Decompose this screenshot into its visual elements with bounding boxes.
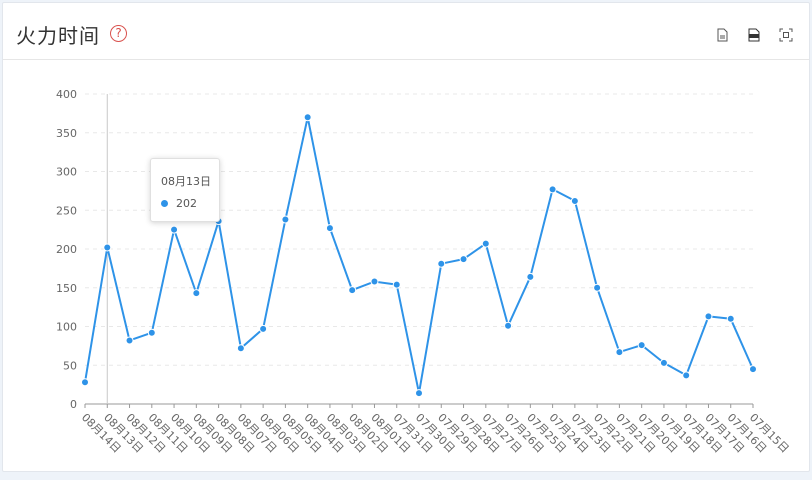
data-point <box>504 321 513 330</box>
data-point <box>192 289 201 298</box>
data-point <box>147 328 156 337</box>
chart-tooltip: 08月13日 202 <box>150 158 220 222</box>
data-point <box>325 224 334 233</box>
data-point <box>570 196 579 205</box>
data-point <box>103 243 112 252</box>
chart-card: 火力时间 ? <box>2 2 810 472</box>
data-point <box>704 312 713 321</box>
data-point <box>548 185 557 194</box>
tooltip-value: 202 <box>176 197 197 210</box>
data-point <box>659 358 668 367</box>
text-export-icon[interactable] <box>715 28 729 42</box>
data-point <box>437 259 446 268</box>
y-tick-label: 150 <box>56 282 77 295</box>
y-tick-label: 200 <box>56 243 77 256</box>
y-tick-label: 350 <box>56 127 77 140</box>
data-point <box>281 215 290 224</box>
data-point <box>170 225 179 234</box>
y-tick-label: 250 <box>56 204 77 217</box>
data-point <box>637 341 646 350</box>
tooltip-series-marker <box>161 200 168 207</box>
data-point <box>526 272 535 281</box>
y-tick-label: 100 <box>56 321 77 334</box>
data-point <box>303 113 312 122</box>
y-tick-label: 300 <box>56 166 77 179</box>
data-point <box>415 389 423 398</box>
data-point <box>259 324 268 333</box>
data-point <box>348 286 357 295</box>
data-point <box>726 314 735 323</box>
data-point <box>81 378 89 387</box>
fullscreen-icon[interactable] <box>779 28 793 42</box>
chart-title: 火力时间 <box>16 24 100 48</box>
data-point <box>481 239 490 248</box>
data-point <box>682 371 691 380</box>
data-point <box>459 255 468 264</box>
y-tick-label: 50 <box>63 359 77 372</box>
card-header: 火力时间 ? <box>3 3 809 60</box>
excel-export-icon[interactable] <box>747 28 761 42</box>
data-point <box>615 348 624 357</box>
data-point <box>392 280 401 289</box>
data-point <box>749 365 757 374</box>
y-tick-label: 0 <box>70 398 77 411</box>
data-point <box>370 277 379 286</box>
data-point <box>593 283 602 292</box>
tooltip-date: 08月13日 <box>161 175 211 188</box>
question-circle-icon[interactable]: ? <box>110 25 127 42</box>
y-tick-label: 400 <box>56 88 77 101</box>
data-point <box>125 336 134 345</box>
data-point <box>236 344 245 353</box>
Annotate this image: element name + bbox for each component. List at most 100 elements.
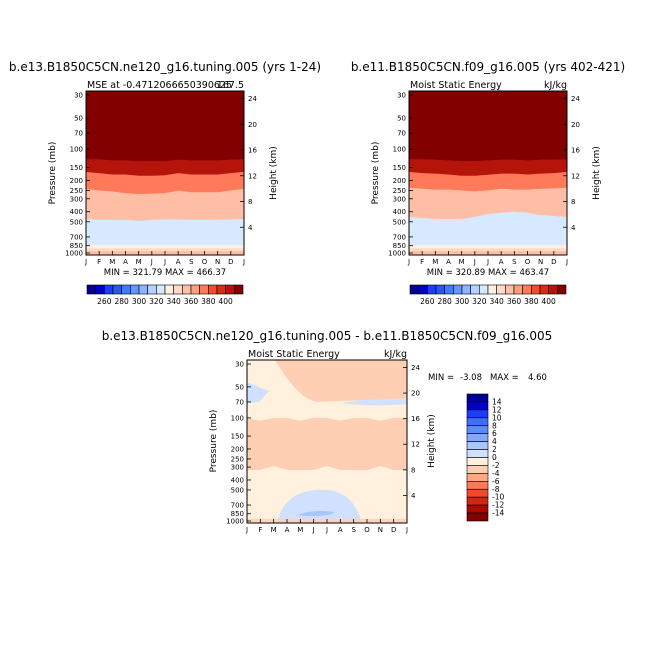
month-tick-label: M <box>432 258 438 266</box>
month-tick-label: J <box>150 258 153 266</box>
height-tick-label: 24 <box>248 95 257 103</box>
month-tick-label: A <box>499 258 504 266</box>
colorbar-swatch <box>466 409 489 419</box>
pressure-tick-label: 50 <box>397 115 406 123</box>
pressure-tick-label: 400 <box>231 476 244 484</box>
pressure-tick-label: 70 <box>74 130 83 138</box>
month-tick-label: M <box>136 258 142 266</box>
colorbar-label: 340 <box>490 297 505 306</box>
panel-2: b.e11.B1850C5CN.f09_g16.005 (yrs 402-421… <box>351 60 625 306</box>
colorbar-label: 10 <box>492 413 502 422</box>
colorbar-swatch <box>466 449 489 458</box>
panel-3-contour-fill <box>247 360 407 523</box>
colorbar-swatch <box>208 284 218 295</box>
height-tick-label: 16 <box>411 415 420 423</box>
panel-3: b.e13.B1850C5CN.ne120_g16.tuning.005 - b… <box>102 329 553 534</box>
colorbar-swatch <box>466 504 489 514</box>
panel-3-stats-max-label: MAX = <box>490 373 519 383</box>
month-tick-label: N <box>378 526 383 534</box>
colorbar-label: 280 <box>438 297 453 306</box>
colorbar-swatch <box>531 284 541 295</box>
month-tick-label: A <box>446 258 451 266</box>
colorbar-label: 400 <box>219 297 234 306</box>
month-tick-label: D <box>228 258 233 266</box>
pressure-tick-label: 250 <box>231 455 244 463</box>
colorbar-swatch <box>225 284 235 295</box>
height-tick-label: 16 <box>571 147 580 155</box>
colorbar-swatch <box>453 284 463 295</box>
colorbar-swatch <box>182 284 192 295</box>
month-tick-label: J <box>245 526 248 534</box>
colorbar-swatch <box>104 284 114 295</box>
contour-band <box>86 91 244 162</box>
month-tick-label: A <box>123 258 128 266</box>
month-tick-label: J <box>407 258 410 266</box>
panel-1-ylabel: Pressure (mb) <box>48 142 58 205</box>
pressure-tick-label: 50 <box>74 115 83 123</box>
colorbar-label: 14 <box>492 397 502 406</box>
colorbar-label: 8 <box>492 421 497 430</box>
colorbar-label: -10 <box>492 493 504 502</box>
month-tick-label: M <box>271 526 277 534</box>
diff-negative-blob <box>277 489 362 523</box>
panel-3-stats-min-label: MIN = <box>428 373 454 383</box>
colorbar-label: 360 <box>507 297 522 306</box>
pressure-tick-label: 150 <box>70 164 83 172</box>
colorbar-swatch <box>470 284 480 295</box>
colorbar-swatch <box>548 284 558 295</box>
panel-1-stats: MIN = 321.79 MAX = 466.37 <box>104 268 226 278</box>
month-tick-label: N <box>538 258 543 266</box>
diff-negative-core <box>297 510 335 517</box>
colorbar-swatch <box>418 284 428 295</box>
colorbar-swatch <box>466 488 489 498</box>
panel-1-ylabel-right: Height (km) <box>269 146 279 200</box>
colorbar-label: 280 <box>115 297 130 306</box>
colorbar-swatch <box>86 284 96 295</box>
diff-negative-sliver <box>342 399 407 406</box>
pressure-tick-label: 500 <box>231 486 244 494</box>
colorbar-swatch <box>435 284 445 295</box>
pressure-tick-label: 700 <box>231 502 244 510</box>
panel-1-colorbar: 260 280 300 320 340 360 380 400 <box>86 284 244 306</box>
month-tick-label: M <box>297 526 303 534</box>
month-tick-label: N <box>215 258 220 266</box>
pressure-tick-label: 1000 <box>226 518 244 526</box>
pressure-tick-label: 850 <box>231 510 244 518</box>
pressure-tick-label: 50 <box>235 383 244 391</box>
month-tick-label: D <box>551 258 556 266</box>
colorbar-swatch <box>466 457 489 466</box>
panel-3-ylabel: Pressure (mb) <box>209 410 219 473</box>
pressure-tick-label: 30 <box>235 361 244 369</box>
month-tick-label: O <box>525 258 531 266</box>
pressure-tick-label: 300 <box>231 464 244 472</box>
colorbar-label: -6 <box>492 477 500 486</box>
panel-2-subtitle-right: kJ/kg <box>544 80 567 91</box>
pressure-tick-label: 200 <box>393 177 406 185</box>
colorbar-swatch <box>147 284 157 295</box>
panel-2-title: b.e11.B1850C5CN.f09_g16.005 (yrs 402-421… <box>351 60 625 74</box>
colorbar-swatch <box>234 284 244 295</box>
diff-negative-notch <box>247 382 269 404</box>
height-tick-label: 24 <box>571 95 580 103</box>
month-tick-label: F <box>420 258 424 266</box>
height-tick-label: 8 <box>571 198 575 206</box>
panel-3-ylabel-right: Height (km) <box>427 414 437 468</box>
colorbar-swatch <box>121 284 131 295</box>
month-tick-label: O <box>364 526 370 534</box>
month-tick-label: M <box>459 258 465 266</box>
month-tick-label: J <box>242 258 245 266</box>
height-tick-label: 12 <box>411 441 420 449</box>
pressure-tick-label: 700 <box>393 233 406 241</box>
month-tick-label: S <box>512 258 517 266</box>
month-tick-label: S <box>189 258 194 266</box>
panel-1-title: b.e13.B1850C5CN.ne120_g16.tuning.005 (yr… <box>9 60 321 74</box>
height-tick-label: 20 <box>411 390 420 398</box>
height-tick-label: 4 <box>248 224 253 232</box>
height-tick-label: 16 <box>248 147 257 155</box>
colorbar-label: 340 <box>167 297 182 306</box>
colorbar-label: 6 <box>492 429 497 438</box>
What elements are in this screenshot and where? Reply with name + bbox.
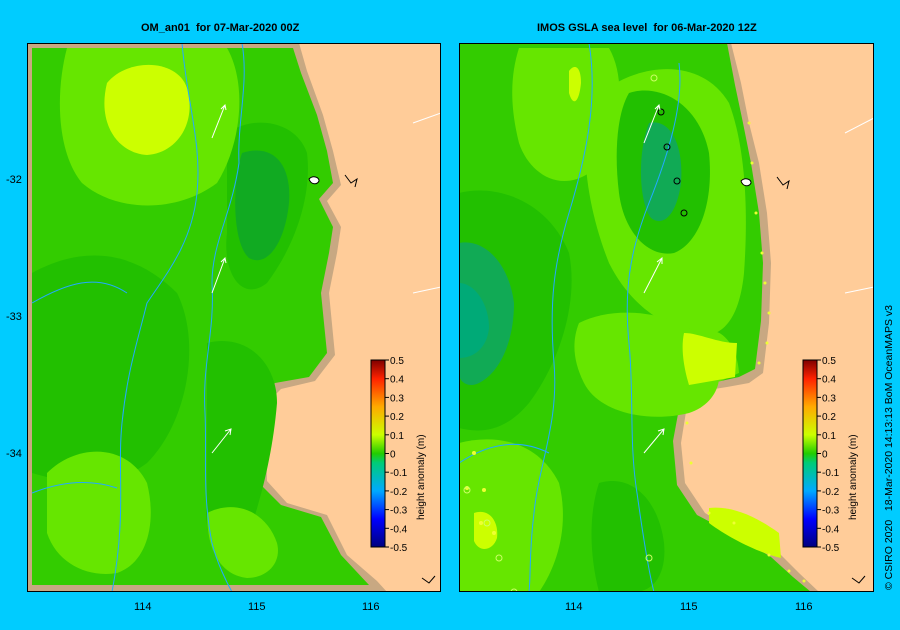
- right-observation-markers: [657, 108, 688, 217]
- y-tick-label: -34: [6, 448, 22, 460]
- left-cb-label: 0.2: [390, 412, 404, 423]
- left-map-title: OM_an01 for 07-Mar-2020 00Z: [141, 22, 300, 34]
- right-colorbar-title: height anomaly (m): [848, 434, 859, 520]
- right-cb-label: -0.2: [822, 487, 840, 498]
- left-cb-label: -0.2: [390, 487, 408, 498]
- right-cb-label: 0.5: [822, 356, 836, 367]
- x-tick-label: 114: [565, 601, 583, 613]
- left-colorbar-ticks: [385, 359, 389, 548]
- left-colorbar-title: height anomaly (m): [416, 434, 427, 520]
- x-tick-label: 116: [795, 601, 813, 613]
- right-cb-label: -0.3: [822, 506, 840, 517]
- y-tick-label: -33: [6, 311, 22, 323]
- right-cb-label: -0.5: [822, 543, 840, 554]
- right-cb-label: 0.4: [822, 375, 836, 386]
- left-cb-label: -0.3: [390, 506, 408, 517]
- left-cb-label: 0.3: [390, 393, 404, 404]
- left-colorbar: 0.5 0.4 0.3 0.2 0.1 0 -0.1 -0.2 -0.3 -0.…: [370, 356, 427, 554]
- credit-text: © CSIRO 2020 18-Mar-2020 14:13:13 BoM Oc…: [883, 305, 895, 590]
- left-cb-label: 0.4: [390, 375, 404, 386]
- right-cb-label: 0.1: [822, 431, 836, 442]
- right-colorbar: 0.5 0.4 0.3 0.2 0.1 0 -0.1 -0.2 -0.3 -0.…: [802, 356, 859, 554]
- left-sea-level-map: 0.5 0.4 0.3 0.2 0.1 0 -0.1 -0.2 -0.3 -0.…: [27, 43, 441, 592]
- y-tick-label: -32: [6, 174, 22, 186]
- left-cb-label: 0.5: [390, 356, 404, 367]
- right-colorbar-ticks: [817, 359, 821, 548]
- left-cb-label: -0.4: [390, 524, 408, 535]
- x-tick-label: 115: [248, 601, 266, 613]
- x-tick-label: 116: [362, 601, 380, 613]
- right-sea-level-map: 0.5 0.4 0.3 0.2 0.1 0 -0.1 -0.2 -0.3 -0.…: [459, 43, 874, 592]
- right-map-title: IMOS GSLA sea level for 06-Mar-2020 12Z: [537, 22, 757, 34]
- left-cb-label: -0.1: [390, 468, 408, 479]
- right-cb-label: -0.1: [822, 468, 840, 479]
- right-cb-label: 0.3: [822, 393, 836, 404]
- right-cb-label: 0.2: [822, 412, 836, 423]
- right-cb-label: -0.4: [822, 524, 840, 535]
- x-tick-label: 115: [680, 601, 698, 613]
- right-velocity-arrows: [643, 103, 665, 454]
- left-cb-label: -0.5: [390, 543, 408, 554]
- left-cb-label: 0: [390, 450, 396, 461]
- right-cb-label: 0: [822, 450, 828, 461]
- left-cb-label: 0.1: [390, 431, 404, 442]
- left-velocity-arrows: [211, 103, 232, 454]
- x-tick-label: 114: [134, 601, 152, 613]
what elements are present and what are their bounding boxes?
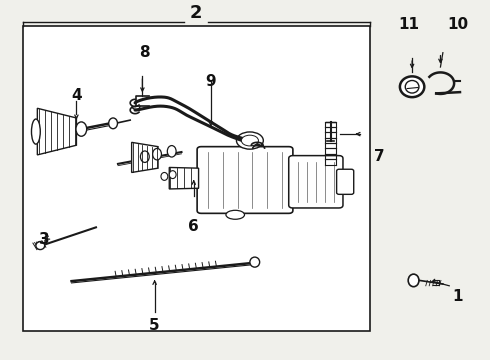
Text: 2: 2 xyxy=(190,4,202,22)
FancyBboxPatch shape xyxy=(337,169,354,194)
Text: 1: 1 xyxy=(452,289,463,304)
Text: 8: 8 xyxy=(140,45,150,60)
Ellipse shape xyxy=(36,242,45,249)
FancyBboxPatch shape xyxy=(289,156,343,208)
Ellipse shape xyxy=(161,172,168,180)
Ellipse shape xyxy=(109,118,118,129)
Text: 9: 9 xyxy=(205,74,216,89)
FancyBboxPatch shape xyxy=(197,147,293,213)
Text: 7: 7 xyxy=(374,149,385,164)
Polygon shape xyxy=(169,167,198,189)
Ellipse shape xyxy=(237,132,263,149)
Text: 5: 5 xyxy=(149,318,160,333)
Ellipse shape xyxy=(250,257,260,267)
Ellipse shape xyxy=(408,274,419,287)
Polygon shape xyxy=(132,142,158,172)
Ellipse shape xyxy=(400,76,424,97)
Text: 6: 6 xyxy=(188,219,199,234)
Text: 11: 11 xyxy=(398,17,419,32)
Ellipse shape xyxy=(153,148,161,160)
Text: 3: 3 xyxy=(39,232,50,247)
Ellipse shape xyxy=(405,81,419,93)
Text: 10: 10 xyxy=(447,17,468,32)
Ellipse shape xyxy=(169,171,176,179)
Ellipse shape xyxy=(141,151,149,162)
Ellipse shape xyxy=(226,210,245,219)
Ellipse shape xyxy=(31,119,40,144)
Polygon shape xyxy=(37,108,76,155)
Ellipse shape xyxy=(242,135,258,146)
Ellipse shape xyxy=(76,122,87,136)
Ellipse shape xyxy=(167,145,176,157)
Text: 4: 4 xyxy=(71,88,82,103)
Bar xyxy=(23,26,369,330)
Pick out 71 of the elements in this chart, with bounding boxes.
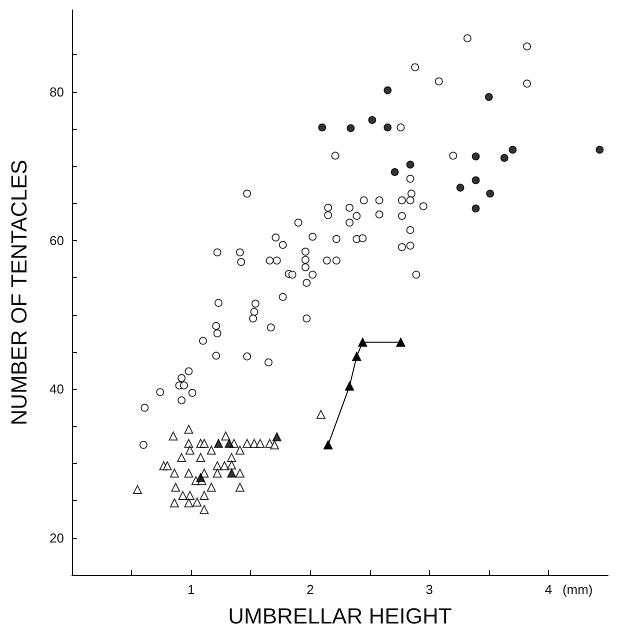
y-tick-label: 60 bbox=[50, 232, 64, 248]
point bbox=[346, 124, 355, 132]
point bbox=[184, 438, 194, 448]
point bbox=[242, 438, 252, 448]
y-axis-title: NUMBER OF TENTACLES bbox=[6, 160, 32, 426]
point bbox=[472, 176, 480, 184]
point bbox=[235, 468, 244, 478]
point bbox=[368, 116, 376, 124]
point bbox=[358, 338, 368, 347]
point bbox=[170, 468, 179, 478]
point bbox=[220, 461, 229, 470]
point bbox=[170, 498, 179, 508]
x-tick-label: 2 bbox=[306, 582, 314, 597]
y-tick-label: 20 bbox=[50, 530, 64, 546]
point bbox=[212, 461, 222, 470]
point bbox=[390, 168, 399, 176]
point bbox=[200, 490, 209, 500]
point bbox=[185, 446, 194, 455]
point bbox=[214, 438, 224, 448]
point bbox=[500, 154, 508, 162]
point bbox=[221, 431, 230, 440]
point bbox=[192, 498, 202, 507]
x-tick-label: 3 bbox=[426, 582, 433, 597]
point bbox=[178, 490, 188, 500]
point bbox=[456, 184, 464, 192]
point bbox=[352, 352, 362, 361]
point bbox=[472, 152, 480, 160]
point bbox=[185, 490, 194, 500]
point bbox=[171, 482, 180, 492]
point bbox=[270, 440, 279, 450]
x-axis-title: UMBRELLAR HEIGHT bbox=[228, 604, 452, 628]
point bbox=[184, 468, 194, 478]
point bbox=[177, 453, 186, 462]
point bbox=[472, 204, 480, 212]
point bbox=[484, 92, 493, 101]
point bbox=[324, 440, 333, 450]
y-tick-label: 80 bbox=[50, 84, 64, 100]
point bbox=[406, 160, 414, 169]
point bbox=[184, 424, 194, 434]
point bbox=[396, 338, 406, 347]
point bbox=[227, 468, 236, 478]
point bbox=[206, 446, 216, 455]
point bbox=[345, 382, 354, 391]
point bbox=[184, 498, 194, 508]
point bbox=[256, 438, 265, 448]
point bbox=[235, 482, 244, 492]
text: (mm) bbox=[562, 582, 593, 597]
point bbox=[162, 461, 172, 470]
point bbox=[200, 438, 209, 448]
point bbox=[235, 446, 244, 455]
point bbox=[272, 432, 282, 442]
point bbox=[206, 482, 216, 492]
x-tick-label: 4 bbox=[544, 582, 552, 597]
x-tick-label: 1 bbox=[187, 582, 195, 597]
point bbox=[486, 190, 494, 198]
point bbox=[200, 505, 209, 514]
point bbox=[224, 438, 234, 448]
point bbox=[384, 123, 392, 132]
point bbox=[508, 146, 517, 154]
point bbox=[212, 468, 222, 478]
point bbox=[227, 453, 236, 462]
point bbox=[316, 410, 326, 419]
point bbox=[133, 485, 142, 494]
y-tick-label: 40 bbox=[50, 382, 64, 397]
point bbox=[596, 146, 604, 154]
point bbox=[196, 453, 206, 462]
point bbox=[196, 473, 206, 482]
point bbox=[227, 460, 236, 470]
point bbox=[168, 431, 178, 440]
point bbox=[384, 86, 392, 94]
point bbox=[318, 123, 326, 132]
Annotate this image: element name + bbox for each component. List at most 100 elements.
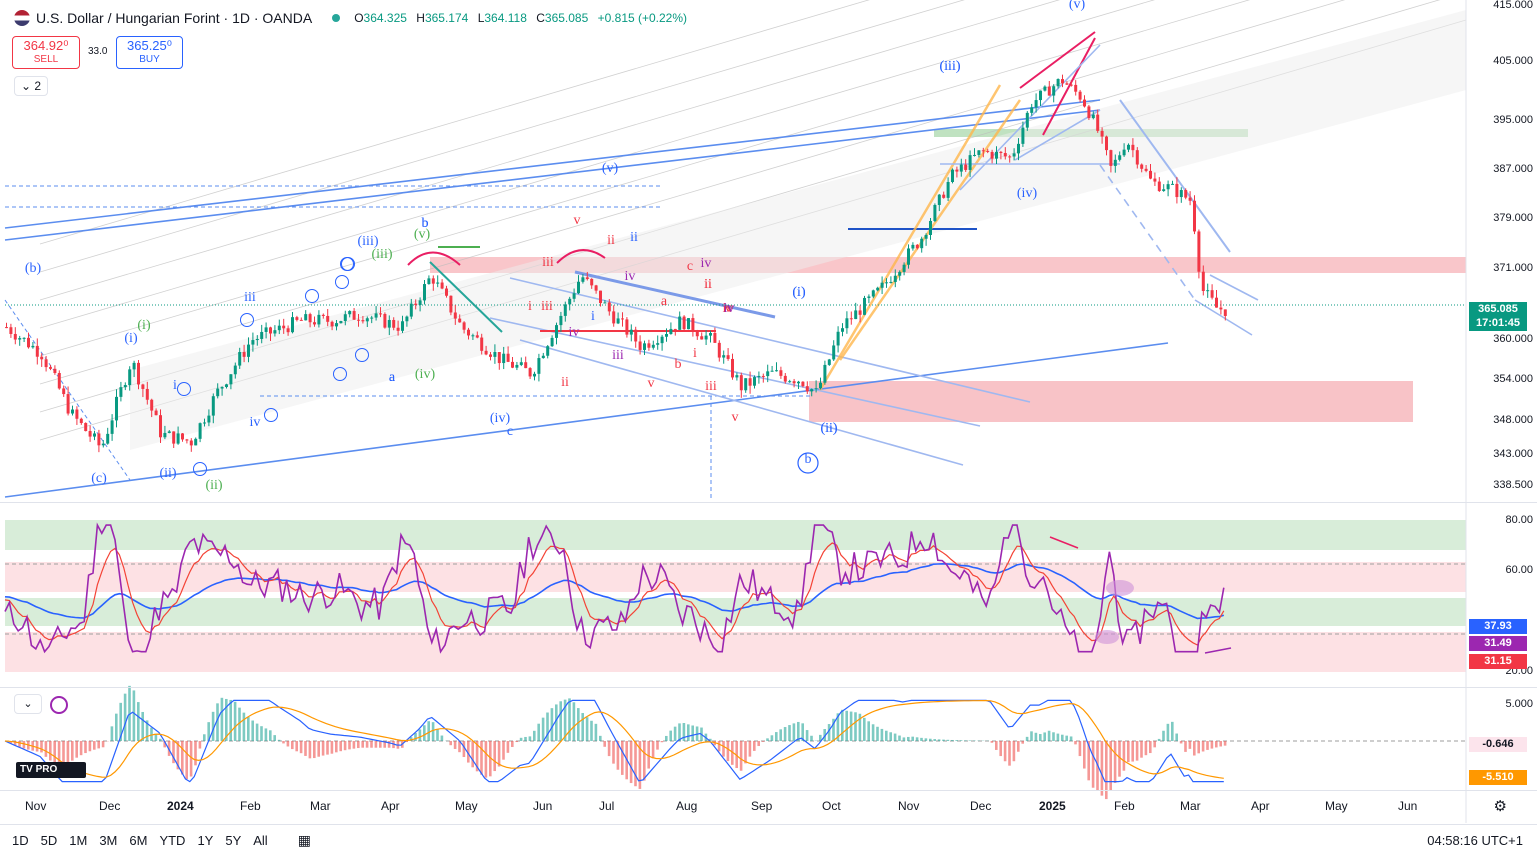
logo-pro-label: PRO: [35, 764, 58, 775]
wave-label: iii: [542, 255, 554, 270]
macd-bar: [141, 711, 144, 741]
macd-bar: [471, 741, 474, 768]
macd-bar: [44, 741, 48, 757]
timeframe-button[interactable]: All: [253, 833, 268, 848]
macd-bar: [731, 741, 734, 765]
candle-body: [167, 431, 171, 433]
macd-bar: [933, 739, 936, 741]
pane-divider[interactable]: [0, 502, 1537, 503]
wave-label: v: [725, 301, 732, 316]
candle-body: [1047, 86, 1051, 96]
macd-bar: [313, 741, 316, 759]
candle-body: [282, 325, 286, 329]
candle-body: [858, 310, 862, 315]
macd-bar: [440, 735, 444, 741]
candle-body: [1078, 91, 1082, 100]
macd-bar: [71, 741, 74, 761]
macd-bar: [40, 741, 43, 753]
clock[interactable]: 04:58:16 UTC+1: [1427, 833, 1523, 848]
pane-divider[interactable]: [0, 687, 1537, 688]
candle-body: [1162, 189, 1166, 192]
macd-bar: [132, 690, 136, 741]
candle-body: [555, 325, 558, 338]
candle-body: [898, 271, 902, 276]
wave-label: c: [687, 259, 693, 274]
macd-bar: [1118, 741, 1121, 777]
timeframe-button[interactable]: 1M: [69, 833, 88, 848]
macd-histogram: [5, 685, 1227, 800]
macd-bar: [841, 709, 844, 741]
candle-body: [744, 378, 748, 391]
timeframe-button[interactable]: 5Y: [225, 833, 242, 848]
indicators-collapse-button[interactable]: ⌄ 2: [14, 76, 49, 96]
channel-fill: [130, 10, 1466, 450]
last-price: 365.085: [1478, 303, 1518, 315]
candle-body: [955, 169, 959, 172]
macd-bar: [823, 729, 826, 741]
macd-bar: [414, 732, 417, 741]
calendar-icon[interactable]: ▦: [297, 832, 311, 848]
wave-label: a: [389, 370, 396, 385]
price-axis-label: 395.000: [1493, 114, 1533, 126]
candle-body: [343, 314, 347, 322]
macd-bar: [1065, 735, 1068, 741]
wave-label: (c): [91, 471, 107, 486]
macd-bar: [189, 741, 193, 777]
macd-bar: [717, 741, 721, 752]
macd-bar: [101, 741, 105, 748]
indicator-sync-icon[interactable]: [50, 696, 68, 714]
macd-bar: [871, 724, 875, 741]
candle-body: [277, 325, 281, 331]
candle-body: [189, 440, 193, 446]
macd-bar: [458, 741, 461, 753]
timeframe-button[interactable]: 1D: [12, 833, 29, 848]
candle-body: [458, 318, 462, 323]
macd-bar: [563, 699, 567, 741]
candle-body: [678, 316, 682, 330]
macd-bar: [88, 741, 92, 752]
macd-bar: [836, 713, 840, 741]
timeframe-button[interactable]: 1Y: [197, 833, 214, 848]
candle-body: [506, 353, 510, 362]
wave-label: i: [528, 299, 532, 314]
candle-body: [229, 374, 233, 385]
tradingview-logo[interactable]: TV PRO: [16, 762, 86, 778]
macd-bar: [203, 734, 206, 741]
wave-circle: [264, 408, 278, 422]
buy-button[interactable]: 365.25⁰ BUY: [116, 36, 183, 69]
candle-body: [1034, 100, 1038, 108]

====

Convert the listing lines starting at the one containing "logo-pro-label: PRO: [35, 764, 58, 775]" and ending at the one containing "candle-body: [167, 431, 171, 433]" into a Markdown table. Use the columns Row and Line, number each line, and leave out any blank lines.

**Task output**
| Row | Line |
|---|---|
| 1 | logo-pro-label: PRO: [35, 764, 58, 775] |
| 2 | wave-label: iii: [542, 255, 554, 270] |
| 3 | macd-bar: [141, 711, 144, 741] |
| 4 | macd-bar: [471, 741, 474, 768] |
| 5 | macd-bar: [44, 741, 48, 757] |
| 6 | timeframe-button[interactable]: All: [253, 833, 268, 848] |
| 7 | macd-bar: [731, 741, 734, 765] |
| 8 | candle-body: [167, 431, 171, 433] |